Start
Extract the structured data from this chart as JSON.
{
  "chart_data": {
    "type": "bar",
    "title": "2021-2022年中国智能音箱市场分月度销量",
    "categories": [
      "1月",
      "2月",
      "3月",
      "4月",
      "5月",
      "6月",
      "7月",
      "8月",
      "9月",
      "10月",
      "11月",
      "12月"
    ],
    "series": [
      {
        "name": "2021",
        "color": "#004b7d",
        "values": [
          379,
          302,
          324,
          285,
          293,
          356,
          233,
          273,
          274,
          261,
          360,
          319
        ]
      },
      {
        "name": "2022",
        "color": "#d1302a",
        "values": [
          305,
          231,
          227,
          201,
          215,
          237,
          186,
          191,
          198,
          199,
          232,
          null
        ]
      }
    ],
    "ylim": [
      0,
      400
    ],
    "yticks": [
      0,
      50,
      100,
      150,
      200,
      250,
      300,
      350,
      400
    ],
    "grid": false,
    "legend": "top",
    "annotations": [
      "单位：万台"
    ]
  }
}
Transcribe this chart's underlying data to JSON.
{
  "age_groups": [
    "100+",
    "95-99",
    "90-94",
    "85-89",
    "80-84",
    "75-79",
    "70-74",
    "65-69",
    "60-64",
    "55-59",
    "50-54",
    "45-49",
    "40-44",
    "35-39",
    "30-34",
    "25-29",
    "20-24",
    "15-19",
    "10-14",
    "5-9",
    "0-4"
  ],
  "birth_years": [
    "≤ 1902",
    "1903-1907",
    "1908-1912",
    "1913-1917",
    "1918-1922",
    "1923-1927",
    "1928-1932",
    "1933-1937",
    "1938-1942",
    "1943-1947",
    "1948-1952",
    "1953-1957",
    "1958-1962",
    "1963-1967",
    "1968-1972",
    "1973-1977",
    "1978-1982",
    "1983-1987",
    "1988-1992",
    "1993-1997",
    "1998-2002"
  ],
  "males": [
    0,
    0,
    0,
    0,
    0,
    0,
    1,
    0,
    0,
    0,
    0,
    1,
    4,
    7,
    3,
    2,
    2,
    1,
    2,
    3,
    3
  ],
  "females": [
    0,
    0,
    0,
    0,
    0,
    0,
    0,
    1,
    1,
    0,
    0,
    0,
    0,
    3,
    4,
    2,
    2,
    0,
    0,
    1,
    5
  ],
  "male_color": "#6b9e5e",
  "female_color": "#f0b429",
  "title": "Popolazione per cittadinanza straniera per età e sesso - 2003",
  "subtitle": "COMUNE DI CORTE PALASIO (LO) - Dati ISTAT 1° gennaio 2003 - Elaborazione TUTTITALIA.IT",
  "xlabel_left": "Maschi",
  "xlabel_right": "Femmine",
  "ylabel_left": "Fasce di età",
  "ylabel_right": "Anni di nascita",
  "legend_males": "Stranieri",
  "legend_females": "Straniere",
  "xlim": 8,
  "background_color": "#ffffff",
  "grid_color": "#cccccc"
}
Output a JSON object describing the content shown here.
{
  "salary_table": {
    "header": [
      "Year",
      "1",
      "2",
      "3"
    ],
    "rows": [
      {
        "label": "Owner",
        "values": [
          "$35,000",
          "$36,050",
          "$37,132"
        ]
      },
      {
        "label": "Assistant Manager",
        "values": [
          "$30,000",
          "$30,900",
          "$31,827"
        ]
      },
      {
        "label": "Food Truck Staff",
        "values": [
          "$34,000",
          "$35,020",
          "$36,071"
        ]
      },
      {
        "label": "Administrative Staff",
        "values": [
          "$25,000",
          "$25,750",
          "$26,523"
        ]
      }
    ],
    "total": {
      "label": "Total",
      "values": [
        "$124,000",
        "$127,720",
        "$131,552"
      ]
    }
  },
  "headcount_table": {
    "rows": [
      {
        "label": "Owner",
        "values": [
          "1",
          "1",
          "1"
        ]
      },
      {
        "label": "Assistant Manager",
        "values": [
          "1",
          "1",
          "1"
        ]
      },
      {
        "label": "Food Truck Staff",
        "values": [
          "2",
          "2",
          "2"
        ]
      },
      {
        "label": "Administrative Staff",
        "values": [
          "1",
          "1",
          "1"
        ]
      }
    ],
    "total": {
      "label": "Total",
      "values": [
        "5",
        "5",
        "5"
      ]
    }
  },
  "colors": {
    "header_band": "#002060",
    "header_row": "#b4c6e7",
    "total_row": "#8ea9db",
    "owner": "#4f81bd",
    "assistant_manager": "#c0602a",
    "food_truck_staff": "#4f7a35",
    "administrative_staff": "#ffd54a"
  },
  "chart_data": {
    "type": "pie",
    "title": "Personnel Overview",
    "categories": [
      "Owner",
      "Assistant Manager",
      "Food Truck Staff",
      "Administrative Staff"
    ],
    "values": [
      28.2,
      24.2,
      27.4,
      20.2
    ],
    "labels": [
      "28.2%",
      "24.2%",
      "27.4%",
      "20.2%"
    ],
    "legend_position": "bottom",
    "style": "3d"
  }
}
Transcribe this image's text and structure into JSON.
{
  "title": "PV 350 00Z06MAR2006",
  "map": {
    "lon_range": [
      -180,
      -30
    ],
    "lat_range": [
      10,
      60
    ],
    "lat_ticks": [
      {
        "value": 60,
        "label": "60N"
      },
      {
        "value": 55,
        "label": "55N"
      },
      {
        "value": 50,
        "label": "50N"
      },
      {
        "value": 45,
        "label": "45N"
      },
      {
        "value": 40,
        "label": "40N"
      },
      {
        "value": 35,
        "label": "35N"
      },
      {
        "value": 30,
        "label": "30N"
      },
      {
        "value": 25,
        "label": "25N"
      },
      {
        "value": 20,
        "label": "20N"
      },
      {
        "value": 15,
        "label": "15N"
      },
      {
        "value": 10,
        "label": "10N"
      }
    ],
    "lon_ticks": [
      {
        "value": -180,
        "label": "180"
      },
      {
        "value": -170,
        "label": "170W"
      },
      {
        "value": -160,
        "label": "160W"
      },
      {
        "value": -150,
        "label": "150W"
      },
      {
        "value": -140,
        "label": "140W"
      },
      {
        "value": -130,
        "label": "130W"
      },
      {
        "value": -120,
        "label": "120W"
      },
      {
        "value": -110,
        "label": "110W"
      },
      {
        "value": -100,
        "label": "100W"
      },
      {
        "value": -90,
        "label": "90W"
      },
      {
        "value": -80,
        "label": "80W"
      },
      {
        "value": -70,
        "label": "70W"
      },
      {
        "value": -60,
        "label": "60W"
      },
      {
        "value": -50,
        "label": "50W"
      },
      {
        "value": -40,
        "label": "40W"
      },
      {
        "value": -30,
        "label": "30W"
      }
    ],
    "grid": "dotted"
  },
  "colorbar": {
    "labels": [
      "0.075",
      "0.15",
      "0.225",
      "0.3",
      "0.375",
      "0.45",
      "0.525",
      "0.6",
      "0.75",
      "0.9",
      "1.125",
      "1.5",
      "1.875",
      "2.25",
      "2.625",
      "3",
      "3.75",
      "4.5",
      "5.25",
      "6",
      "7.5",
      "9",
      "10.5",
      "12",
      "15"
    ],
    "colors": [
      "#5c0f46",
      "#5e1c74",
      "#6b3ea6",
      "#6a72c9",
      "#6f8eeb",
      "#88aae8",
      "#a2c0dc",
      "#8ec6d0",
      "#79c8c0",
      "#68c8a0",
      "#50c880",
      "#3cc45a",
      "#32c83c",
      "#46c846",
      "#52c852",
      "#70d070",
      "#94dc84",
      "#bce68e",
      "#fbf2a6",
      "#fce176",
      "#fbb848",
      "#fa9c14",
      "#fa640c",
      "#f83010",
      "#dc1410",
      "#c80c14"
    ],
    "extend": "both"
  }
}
End
▸ **WHAT THE EXERCISE ASKS**:
Read the data above. Pull out each line in which the string "this" appears.

▸ **RESULT OF THE TASK**:
Extract the structured data from this chart as JSON.
Transcribe this chart's underlying data to JSON.
Transcribe this image's text and structure into JSON.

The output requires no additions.